- **What to produce**: Write out all the entries word for word and omit any pictures.

Stored data:
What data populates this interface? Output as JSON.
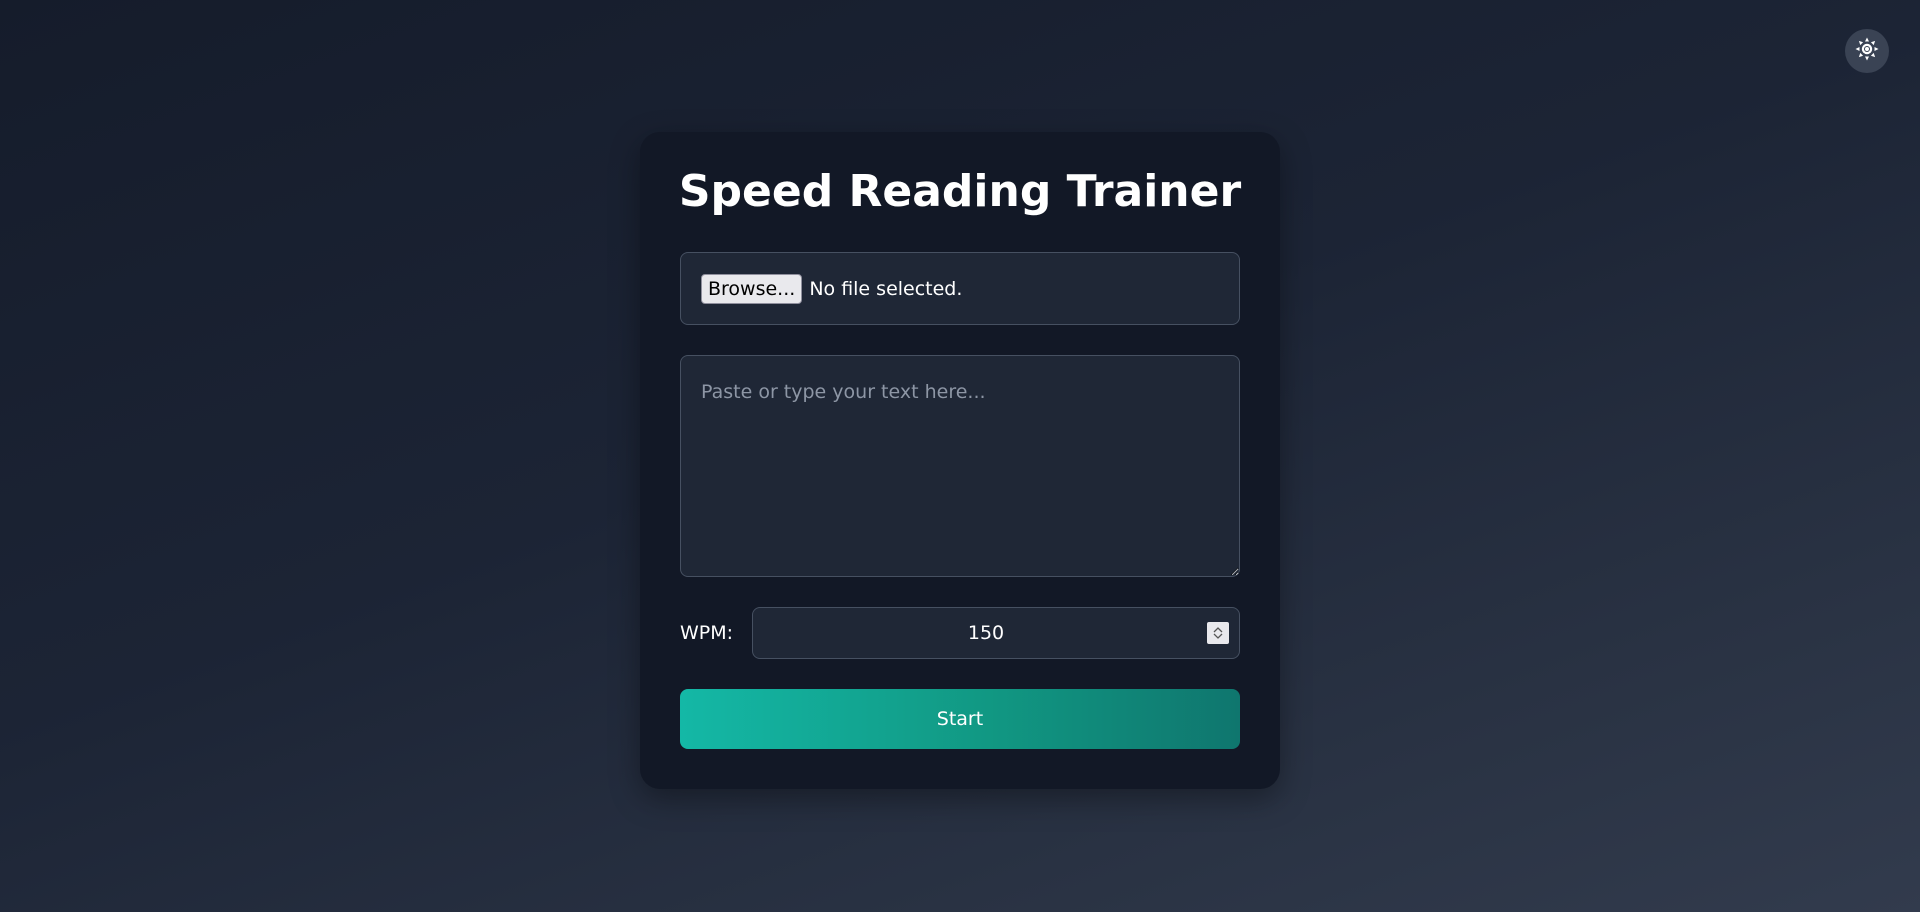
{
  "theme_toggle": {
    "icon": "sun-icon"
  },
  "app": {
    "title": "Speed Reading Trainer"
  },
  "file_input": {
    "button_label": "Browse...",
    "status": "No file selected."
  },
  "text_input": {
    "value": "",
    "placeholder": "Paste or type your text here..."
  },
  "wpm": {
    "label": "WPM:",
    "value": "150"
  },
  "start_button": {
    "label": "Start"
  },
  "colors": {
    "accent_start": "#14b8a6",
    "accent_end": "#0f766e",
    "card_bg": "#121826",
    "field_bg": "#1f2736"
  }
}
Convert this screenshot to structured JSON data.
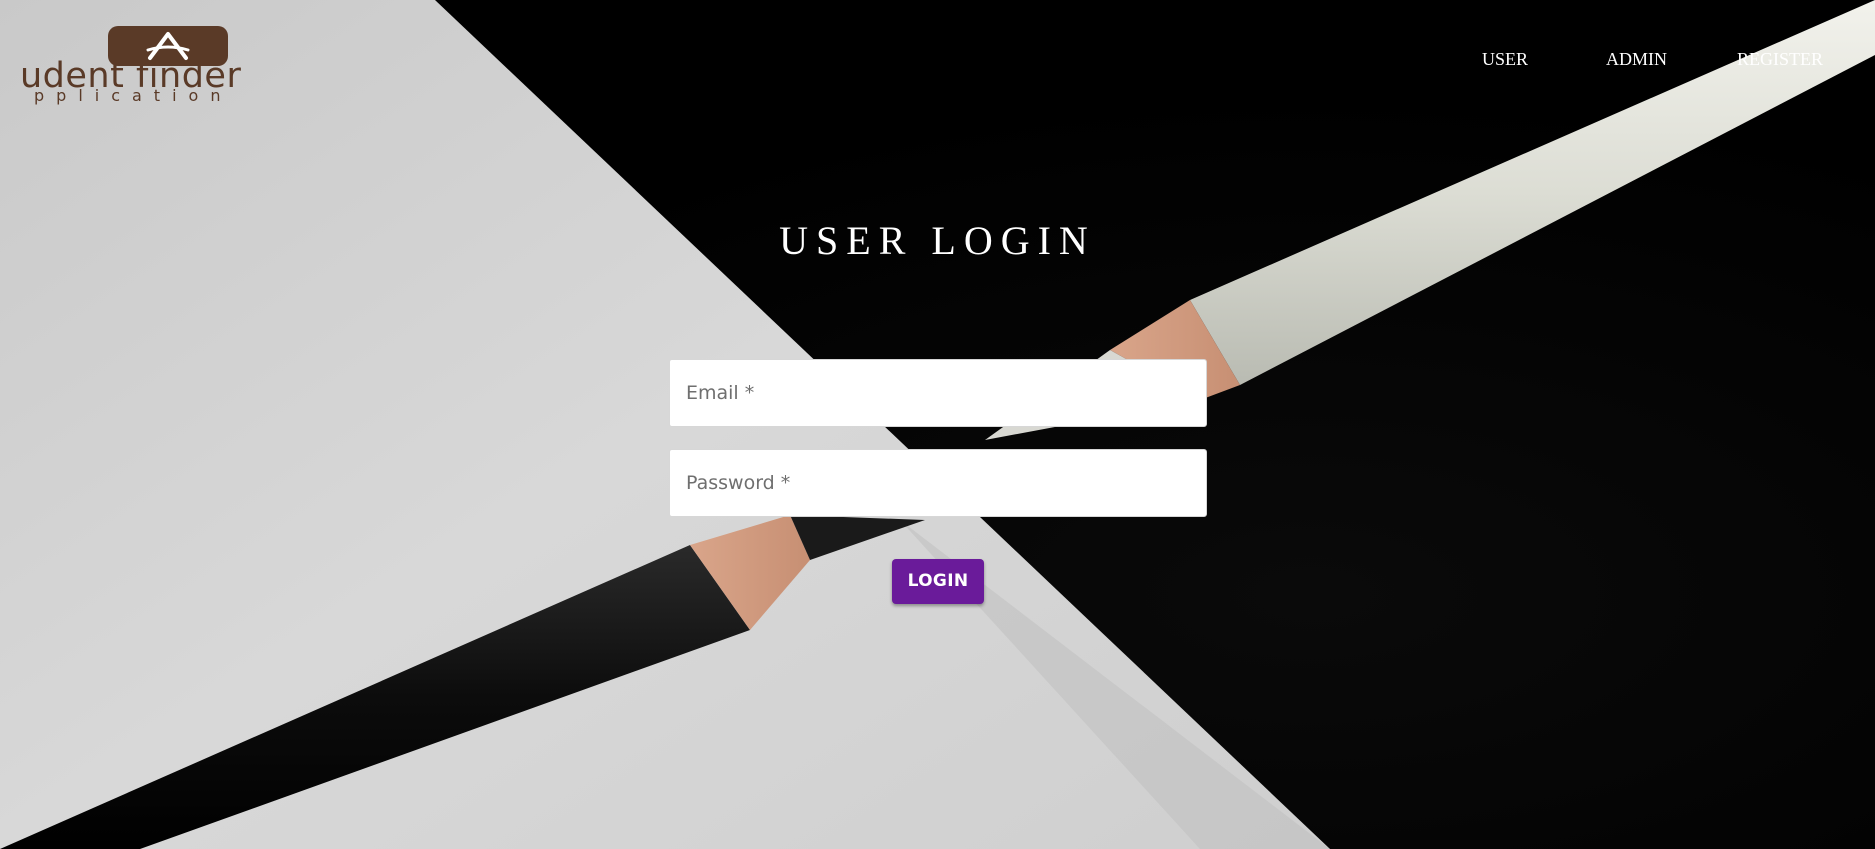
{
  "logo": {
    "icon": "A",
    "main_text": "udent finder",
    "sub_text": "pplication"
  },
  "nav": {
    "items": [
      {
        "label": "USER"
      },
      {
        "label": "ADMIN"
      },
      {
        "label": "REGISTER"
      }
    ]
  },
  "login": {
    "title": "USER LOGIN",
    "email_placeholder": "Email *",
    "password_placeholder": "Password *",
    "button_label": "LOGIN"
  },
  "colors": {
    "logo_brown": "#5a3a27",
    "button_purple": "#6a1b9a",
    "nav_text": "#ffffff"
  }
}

- **Answer to this task**:
What data populates this interface? Output as JSON.
{
  "theme_toggle": {
    "icon": "sun-icon"
  },
  "app": {
    "title": "Speed Reading Trainer"
  },
  "file_input": {
    "button_label": "Browse...",
    "status": "No file selected."
  },
  "text_input": {
    "value": "",
    "placeholder": "Paste or type your text here..."
  },
  "wpm": {
    "label": "WPM:",
    "value": "150"
  },
  "start_button": {
    "label": "Start"
  },
  "colors": {
    "accent_start": "#14b8a6",
    "accent_end": "#0f766e",
    "card_bg": "#121826",
    "field_bg": "#1f2736"
  }
}
Convert this screenshot to structured JSON data.
{
  "logo": {
    "icon": "A",
    "main_text": "udent finder",
    "sub_text": "pplication"
  },
  "nav": {
    "items": [
      {
        "label": "USER"
      },
      {
        "label": "ADMIN"
      },
      {
        "label": "REGISTER"
      }
    ]
  },
  "login": {
    "title": "USER LOGIN",
    "email_placeholder": "Email *",
    "password_placeholder": "Password *",
    "button_label": "LOGIN"
  },
  "colors": {
    "logo_brown": "#5a3a27",
    "button_purple": "#6a1b9a",
    "nav_text": "#ffffff"
  }
}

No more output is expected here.